* Begin ENTRIES SUPPLIED *

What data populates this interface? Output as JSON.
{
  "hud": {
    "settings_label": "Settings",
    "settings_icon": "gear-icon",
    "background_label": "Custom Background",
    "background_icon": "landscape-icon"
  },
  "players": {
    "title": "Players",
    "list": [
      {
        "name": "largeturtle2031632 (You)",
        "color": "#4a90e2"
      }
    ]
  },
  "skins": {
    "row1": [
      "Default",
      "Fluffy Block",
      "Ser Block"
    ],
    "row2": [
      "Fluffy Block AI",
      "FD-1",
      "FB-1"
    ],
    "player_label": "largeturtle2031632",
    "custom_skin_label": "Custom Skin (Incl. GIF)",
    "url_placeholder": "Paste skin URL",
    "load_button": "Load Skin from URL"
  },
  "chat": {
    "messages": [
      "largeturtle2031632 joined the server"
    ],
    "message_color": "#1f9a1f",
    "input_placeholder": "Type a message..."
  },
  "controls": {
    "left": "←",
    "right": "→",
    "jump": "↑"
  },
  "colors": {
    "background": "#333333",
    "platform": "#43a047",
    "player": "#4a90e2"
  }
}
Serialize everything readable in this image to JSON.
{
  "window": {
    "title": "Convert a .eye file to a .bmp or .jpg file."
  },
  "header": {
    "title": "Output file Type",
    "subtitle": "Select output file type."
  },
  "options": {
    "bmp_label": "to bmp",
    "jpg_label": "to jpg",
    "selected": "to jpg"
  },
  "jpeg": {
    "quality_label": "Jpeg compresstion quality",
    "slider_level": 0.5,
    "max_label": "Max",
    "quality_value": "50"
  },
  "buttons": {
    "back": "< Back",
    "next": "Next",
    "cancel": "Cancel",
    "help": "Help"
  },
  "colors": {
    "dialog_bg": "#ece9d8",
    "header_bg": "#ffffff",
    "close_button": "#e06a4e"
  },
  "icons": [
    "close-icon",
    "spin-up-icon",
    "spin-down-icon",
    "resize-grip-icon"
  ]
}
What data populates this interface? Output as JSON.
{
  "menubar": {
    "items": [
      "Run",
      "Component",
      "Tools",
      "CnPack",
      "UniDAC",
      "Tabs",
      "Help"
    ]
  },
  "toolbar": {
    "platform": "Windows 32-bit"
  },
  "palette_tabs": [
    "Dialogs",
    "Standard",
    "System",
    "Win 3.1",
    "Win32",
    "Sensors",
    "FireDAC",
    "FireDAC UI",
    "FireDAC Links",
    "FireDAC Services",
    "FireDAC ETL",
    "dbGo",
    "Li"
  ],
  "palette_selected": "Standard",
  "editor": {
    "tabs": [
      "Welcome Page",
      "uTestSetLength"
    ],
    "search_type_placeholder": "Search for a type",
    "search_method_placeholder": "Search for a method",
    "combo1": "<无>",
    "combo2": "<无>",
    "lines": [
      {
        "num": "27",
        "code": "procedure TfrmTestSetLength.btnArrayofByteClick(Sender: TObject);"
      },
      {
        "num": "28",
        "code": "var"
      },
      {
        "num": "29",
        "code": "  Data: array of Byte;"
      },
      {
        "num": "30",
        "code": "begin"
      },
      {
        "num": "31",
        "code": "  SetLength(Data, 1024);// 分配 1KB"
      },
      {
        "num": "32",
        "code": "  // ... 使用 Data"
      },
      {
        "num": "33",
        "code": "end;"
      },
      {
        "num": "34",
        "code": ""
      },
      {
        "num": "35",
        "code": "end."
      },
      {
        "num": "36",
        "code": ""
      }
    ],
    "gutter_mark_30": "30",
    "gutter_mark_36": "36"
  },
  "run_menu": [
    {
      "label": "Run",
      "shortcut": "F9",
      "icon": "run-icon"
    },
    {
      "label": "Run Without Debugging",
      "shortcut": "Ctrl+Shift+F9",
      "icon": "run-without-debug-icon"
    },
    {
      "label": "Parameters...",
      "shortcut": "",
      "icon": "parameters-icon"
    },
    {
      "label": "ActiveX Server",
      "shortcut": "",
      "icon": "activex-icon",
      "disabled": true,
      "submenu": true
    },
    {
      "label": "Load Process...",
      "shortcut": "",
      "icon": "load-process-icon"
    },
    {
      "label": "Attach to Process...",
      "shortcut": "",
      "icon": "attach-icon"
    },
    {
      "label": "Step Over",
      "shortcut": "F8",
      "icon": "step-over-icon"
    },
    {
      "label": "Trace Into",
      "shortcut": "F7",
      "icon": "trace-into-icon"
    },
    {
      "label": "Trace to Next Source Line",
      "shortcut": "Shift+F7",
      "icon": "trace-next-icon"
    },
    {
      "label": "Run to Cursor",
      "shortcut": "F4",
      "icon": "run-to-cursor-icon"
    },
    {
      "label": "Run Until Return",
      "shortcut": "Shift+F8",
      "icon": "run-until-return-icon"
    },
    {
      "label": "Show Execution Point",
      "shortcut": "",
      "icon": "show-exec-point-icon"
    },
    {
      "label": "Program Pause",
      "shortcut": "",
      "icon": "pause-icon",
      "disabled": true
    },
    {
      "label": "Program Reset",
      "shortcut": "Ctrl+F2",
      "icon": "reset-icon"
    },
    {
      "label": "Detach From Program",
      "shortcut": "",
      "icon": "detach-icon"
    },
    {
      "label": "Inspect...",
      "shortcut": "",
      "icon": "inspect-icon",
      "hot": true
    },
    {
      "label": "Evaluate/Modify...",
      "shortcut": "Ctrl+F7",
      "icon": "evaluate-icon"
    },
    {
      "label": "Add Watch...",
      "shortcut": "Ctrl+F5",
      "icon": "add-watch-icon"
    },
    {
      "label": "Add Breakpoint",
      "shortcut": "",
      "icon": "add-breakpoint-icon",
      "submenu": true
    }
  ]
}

* End ENTRIES SUPPLIED *

EXERCISE BRIEF: Send back every record, precisely as written.

SOLVED PROBLEM:
What data populates this interface? Output as JSON.
{
  "hud": {
    "settings_label": "Settings",
    "settings_icon": "gear-icon",
    "background_label": "Custom Background",
    "background_icon": "landscape-icon"
  },
  "players": {
    "title": "Players",
    "list": [
      {
        "name": "largeturtle2031632 (You)",
        "color": "#4a90e2"
      }
    ]
  },
  "skins": {
    "row1": [
      "Default",
      "Fluffy Block",
      "Ser Block"
    ],
    "row2": [
      "Fluffy Block AI",
      "FD-1",
      "FB-1"
    ],
    "player_label": "largeturtle2031632",
    "custom_skin_label": "Custom Skin (Incl. GIF)",
    "url_placeholder": "Paste skin URL",
    "load_button": "Load Skin from URL"
  },
  "chat": {
    "messages": [
      "largeturtle2031632 joined the server"
    ],
    "message_color": "#1f9a1f",
    "input_placeholder": "Type a message..."
  },
  "controls": {
    "left": "←",
    "right": "→",
    "jump": "↑"
  },
  "colors": {
    "background": "#333333",
    "platform": "#43a047",
    "player": "#4a90e2"
  }
}
Serialize everything readable in this image to JSON.
{
  "window": {
    "title": "Convert a .eye file to a .bmp or .jpg file."
  },
  "header": {
    "title": "Output file Type",
    "subtitle": "Select output file type."
  },
  "options": {
    "bmp_label": "to bmp",
    "jpg_label": "to jpg",
    "selected": "to jpg"
  },
  "jpeg": {
    "quality_label": "Jpeg compresstion quality",
    "slider_level": 0.5,
    "max_label": "Max",
    "quality_value": "50"
  },
  "buttons": {
    "back": "< Back",
    "next": "Next",
    "cancel": "Cancel",
    "help": "Help"
  },
  "colors": {
    "dialog_bg": "#ece9d8",
    "header_bg": "#ffffff",
    "close_button": "#e06a4e"
  },
  "icons": [
    "close-icon",
    "spin-up-icon",
    "spin-down-icon",
    "resize-grip-icon"
  ]
}
What data populates this interface? Output as JSON.
{
  "menubar": {
    "items": [
      "Run",
      "Component",
      "Tools",
      "CnPack",
      "UniDAC",
      "Tabs",
      "Help"
    ]
  },
  "toolbar": {
    "platform": "Windows 32-bit"
  },
  "palette_tabs": [
    "Dialogs",
    "Standard",
    "System",
    "Win 3.1",
    "Win32",
    "Sensors",
    "FireDAC",
    "FireDAC UI",
    "FireDAC Links",
    "FireDAC Services",
    "FireDAC ETL",
    "dbGo",
    "Li"
  ],
  "palette_selected": "Standard",
  "editor": {
    "tabs": [
      "Welcome Page",
      "uTestSetLength"
    ],
    "search_type_placeholder": "Search for a type",
    "search_method_placeholder": "Search for a method",
    "combo1": "<无>",
    "combo2": "<无>",
    "lines": [
      {
        "num": "27",
        "code": "procedure TfrmTestSetLength.btnArrayofByteClick(Sender: TObject);"
      },
      {
        "num": "28",
        "code": "var"
      },
      {
        "num": "29",
        "code": "  Data: array of Byte;"
      },
      {
        "num": "30",
        "code": "begin"
      },
      {
        "num": "31",
        "code": "  SetLength(Data, 1024);// 分配 1KB"
      },
      {
        "num": "32",
        "code": "  // ... 使用 Data"
      },
      {
        "num": "33",
        "code": "end;"
      },
      {
        "num": "34",
        "code": ""
      },
      {
        "num": "35",
        "code": "end."
      },
      {
        "num": "36",
        "code": ""
      }
    ],
    "gutter_mark_30": "30",
    "gutter_mark_36": "36"
  },
  "run_menu": [
    {
      "label": "Run",
      "shortcut": "F9",
      "icon": "run-icon"
    },
    {
      "label": "Run Without Debugging",
      "shortcut": "Ctrl+Shift+F9",
      "icon": "run-without-debug-icon"
    },
    {
      "label": "Parameters...",
      "shortcut": "",
      "icon": "parameters-icon"
    },
    {
      "label": "ActiveX Server",
      "shortcut": "",
      "icon": "activex-icon",
      "disabled": true,
      "submenu": true
    },
    {
      "label": "Load Process...",
      "shortcut": "",
      "icon": "load-process-icon"
    },
    {
      "label": "Attach to Process...",
      "shortcut": "",
      "icon": "attach-icon"
    },
    {
      "label": "Step Over",
      "shortcut": "F8",
      "icon": "step-over-icon"
    },
    {
      "label": "Trace Into",
      "shortcut": "F7",
      "icon": "trace-into-icon"
    },
    {
      "label": "Trace to Next Source Line",
      "shortcut": "Shift+F7",
      "icon": "trace-next-icon"
    },
    {
      "label": "Run to Cursor",
      "shortcut": "F4",
      "icon": "run-to-cursor-icon"
    },
    {
      "label": "Run Until Return",
      "shortcut": "Shift+F8",
      "icon": "run-until-return-icon"
    },
    {
      "label": "Show Execution Point",
      "shortcut": "",
      "icon": "show-exec-point-icon"
    },
    {
      "label": "Program Pause",
      "shortcut": "",
      "icon": "pause-icon",
      "disabled": true
    },
    {
      "label": "Program Reset",
      "shortcut": "Ctrl+F2",
      "icon": "reset-icon"
    },
    {
      "label": "Detach From Program",
      "shortcut": "",
      "icon": "detach-icon"
    },
    {
      "label": "Inspect...",
      "shortcut": "",
      "icon": "inspect-icon",
      "hot": true
    },
    {
      "label": "Evaluate/Modify...",
      "shortcut": "Ctrl+F7",
      "icon": "evaluate-icon"
    },
    {
      "label": "Add Watch...",
      "shortcut": "Ctrl+F5",
      "icon": "add-watch-icon"
    },
    {
      "label": "Add Breakpoint",
      "shortcut": "",
      "icon": "add-breakpoint-icon",
      "submenu": true
    }
  ]
}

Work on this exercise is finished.